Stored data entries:
■ ■ ■
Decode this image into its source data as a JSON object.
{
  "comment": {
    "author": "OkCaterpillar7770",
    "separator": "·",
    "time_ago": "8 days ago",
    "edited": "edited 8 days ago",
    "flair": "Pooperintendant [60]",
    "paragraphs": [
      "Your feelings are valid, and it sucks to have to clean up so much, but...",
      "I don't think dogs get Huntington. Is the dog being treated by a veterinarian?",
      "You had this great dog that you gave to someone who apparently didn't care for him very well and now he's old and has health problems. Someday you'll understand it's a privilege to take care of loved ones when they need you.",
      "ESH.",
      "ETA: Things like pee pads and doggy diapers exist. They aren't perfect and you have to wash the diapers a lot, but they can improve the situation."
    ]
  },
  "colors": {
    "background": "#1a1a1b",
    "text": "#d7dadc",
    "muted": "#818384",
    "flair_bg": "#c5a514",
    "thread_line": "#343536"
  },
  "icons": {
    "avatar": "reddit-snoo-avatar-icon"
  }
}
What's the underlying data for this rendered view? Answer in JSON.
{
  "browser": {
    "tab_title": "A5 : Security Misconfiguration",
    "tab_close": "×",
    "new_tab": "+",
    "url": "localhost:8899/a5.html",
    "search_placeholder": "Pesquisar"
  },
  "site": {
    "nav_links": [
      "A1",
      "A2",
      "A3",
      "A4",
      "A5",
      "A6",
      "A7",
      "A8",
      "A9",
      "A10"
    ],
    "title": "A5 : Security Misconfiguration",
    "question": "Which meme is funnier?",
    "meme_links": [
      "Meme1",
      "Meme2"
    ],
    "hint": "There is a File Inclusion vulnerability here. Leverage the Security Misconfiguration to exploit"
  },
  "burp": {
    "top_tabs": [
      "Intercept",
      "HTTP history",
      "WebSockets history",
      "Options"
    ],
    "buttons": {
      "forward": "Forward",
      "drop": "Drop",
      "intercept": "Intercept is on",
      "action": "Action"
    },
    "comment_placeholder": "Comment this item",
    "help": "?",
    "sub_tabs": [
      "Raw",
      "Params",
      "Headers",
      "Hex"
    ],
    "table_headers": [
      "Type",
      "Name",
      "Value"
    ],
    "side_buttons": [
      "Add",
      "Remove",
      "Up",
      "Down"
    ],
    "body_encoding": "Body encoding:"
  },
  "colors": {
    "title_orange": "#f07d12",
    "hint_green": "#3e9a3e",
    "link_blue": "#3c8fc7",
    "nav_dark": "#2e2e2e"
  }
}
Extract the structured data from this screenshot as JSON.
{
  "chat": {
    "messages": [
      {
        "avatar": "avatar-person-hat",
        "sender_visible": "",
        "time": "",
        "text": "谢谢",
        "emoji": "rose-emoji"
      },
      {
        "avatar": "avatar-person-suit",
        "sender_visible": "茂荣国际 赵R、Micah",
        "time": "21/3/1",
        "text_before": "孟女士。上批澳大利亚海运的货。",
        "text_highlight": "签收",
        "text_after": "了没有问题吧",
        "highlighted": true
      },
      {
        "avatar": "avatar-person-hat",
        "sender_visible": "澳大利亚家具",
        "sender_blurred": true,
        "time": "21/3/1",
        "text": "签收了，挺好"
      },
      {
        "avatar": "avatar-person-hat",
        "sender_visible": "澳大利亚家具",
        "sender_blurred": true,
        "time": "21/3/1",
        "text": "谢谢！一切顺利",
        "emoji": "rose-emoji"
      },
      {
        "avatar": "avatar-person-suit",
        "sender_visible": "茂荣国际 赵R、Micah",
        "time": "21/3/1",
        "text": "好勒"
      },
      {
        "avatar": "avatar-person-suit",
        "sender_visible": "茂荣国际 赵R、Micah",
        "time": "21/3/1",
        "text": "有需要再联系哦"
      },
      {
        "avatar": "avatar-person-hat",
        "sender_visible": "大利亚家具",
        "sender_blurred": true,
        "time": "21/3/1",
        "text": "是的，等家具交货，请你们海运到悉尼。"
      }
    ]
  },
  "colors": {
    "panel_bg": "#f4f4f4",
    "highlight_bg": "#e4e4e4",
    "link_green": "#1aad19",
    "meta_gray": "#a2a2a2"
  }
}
■ ■ ■
WHAT YOU SHOULD DO: Print every line of the records exactly. Omit nothing.

RESPONSE TO THE TASK:
Decode this image into its source data as a JSON object.
{
  "comment": {
    "author": "OkCaterpillar7770",
    "separator": "·",
    "time_ago": "8 days ago",
    "edited": "edited 8 days ago",
    "flair": "Pooperintendant [60]",
    "paragraphs": [
      "Your feelings are valid, and it sucks to have to clean up so much, but...",
      "I don't think dogs get Huntington. Is the dog being treated by a veterinarian?",
      "You had this great dog that you gave to someone who apparently didn't care for him very well and now he's old and has health problems. Someday you'll understand it's a privilege to take care of loved ones when they need you.",
      "ESH.",
      "ETA: Things like pee pads and doggy diapers exist. They aren't perfect and you have to wash the diapers a lot, but they can improve the situation."
    ]
  },
  "colors": {
    "background": "#1a1a1b",
    "text": "#d7dadc",
    "muted": "#818384",
    "flair_bg": "#c5a514",
    "thread_line": "#343536"
  },
  "icons": {
    "avatar": "reddit-snoo-avatar-icon"
  }
}
What's the underlying data for this rendered view? Answer in JSON.
{
  "browser": {
    "tab_title": "A5 : Security Misconfiguration",
    "tab_close": "×",
    "new_tab": "+",
    "url": "localhost:8899/a5.html",
    "search_placeholder": "Pesquisar"
  },
  "site": {
    "nav_links": [
      "A1",
      "A2",
      "A3",
      "A4",
      "A5",
      "A6",
      "A7",
      "A8",
      "A9",
      "A10"
    ],
    "title": "A5 : Security Misconfiguration",
    "question": "Which meme is funnier?",
    "meme_links": [
      "Meme1",
      "Meme2"
    ],
    "hint": "There is a File Inclusion vulnerability here. Leverage the Security Misconfiguration to exploit"
  },
  "burp": {
    "top_tabs": [
      "Intercept",
      "HTTP history",
      "WebSockets history",
      "Options"
    ],
    "buttons": {
      "forward": "Forward",
      "drop": "Drop",
      "intercept": "Intercept is on",
      "action": "Action"
    },
    "comment_placeholder": "Comment this item",
    "help": "?",
    "sub_tabs": [
      "Raw",
      "Params",
      "Headers",
      "Hex"
    ],
    "table_headers": [
      "Type",
      "Name",
      "Value"
    ],
    "side_buttons": [
      "Add",
      "Remove",
      "Up",
      "Down"
    ],
    "body_encoding": "Body encoding:"
  },
  "colors": {
    "title_orange": "#f07d12",
    "hint_green": "#3e9a3e",
    "link_blue": "#3c8fc7",
    "nav_dark": "#2e2e2e"
  }
}
Extract the structured data from this screenshot as JSON.
{
  "chat": {
    "messages": [
      {
        "avatar": "avatar-person-hat",
        "sender_visible": "",
        "time": "",
        "text": "谢谢",
        "emoji": "rose-emoji"
      },
      {
        "avatar": "avatar-person-suit",
        "sender_visible": "茂荣国际 赵R、Micah",
        "time": "21/3/1",
        "text_before": "孟女士。上批澳大利亚海运的货。",
        "text_highlight": "签收",
        "text_after": "了没有问题吧",
        "highlighted": true
      },
      {
        "avatar": "avatar-person-hat",
        "sender_visible": "澳大利亚家具",
        "sender_blurred": true,
        "time": "21/3/1",
        "text": "签收了，挺好"
      },
      {
        "avatar": "avatar-person-hat",
        "sender_visible": "澳大利亚家具",
        "sender_blurred": true,
        "time": "21/3/1",
        "text": "谢谢！一切顺利",
        "emoji": "rose-emoji"
      },
      {
        "avatar": "avatar-person-suit",
        "sender_visible": "茂荣国际 赵R、Micah",
        "time": "21/3/1",
        "text": "好勒"
      },
      {
        "avatar": "avatar-person-suit",
        "sender_visible": "茂荣国际 赵R、Micah",
        "time": "21/3/1",
        "text": "有需要再联系哦"
      },
      {
        "avatar": "avatar-person-hat",
        "sender_visible": "大利亚家具",
        "sender_blurred": true,
        "time": "21/3/1",
        "text": "是的，等家具交货，请你们海运到悉尼。"
      }
    ]
  },
  "colors": {
    "panel_bg": "#f4f4f4",
    "highlight_bg": "#e4e4e4",
    "link_green": "#1aad19",
    "meta_gray": "#a2a2a2"
  }
}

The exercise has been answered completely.